CHECK YOUR UNDERSTANDING |
A: According to the passage on Internet infrastructure, which company first produced fiber optic cables?
B: Go on with the passage on Internet infrastructure and landscape design, starting after its final sentence.

TEXT EXCERPT |
The actual connective fiber of the Internet that connects nodes has evolved dramatically since the days of ARPANET. Early digital networks either shared telephone cables or used the same technologies, sending electronic signals over copper wires. The low bandwidth of these wires—the amount of information that they can carry—limited the kinds of information that could be exchanged. High resolution videos, for example, could not be viewed in real-time across such a network, and additional cables needed to be added to networks to accommodate more users. The breakthrough that allowed network capacities to reach the level they achieve today was the introduction of fiber-optic cable,
Fiber optic cables, first produced by Corning Glass in the early 1970s, are long strands of transparent glass filaments through which signals are sent at the speed of light.[6] Fiber optic connections currently serve as a the backbone of the Internet, often buried underground with other utilities. Where fiber optic cables terminate, there are routers and switches that link to the regional and local networks of private Internet Service Providers (ISPs), large corporate and institutional networks, and wireless systems like CDMA, GSM, and 3G. The tail ends of these regional and local networks, the so-called “last mile”, are where individual end users and their social activities hook into the network.[7]
Networks emerge in landscapes in several key ways that landscape architects can respond to. Most obviously there is the placement and design of embedded network infrastructure like cell towers and large screens, but mobile infrastructural elements like phones, iPods, and cameras also offer ways to change a place’s use and experience. Furthermore, by working with online frameworks to structure participation in a project, environmental designers may coordinate social activity in space, creating new means of researching and making places.

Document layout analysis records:
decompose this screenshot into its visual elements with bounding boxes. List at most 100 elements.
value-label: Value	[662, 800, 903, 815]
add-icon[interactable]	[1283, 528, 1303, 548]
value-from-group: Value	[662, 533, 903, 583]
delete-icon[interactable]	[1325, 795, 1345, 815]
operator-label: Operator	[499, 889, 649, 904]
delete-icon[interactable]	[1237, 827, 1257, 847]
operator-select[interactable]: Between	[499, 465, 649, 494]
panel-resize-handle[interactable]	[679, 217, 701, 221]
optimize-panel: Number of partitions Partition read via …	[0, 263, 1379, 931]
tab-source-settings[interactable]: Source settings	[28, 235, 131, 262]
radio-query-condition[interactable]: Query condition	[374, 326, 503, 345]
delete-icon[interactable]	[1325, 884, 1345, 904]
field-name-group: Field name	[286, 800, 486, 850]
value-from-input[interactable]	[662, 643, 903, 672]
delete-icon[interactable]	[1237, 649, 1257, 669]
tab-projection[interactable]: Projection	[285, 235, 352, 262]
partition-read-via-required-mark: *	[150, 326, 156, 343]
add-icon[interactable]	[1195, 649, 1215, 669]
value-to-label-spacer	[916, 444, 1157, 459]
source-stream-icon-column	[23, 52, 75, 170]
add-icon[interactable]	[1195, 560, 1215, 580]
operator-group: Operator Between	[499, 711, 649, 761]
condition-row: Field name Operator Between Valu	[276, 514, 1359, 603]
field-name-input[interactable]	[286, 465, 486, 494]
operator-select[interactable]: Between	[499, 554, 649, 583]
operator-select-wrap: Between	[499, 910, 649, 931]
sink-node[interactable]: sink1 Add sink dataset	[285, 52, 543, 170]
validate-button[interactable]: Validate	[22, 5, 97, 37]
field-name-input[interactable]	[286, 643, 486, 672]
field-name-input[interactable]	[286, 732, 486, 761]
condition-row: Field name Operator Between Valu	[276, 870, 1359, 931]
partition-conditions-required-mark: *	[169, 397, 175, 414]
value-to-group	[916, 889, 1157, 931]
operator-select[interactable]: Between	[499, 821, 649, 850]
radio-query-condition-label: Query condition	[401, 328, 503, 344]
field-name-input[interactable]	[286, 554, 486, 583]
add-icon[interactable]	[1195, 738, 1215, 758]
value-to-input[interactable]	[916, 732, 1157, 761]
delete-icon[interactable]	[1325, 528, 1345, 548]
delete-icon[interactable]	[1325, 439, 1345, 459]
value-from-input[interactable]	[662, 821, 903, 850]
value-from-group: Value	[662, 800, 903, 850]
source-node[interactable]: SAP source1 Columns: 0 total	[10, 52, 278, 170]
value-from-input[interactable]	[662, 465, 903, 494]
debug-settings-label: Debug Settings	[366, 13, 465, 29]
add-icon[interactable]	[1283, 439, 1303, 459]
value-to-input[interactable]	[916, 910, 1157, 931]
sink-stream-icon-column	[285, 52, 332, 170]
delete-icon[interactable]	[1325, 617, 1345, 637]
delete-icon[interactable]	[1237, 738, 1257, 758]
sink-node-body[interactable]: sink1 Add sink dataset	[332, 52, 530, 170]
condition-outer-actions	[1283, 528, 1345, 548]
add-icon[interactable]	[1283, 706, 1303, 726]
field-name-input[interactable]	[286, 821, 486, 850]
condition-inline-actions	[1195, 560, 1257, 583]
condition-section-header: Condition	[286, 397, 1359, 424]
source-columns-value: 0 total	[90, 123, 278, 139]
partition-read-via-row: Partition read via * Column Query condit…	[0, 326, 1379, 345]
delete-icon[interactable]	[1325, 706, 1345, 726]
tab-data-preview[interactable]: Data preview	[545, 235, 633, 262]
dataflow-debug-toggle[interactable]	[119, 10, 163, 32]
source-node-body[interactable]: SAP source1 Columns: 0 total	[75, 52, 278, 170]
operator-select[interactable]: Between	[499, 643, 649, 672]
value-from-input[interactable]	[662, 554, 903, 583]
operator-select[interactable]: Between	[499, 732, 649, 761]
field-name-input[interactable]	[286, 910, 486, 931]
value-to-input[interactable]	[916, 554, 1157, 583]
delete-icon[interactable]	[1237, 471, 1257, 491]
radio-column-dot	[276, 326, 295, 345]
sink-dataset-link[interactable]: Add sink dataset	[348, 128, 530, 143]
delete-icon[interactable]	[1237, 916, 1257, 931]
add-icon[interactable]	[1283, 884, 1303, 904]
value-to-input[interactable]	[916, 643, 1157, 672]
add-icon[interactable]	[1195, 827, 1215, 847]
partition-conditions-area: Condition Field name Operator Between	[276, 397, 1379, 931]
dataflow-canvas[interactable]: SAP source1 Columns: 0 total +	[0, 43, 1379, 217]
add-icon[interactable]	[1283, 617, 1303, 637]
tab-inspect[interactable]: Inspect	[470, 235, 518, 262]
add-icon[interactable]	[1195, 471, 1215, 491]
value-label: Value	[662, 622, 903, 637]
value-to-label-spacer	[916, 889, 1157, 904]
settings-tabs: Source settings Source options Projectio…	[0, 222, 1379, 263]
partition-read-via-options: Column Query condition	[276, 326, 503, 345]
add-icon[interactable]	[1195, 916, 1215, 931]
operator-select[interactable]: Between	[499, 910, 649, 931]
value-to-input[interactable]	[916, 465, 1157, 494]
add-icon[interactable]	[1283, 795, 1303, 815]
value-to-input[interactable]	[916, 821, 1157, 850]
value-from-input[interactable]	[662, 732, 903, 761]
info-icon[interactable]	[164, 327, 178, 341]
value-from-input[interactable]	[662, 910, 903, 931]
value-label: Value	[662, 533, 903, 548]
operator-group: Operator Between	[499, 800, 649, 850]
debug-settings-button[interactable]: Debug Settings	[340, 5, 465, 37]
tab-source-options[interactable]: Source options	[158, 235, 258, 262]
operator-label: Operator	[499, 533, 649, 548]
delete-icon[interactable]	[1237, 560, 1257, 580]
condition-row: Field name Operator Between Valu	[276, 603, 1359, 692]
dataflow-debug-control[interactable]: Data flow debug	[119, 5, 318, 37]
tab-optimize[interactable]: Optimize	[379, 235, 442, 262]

TASK-BY-TASK RESULTS |
A: Corning Glass

B:
[1] Gordon Moore, “Cramming more components onto integrated circuits,” Electronics, Volume 38, Number 8, April 19, 1965, 1.
[2] Malcolm McCullough, Digital Ground : Architecture, Pervasive Computing, and Environmental Knowing, (Cambridge, Mass.: MIT Press, 2004), 5.
[3] The United Nations Office of the High Representative for Least Developed Countries, “UN-OHRLLS :: Least Developed Countries: Country profiles,” http://www.unohrlls.org/en/ldc/related/62/, And International Telecommunication Union (ITU), “ICT Statistic Database. Country Data by Region,” http://www.itu.int/ITU-D/icteye/Reporting/ShowReportFrame.aspx?ReportName=/WTI/CellularSubscribersPublic&ReportFormat=HTML4.0&RP_intYear=2008&RP_intLanguageID=1&RP_bitLiveData=False.
[4] Manuel Castells, The Rise of the Network Society, (Cambridge, Mass, Blackwell Publishers, 1996), 6.
[5] Barry M. Leiner et. al., “Internet Society (ISOC): All About the Internet: History of the Internet,” http://www.isoc.org/Internet/history/brief.shtml and Teach-ICT, “What is Packet Switching?,” http://www.teach-ict.com/technology_explained/packet_switching/packet_switching.html.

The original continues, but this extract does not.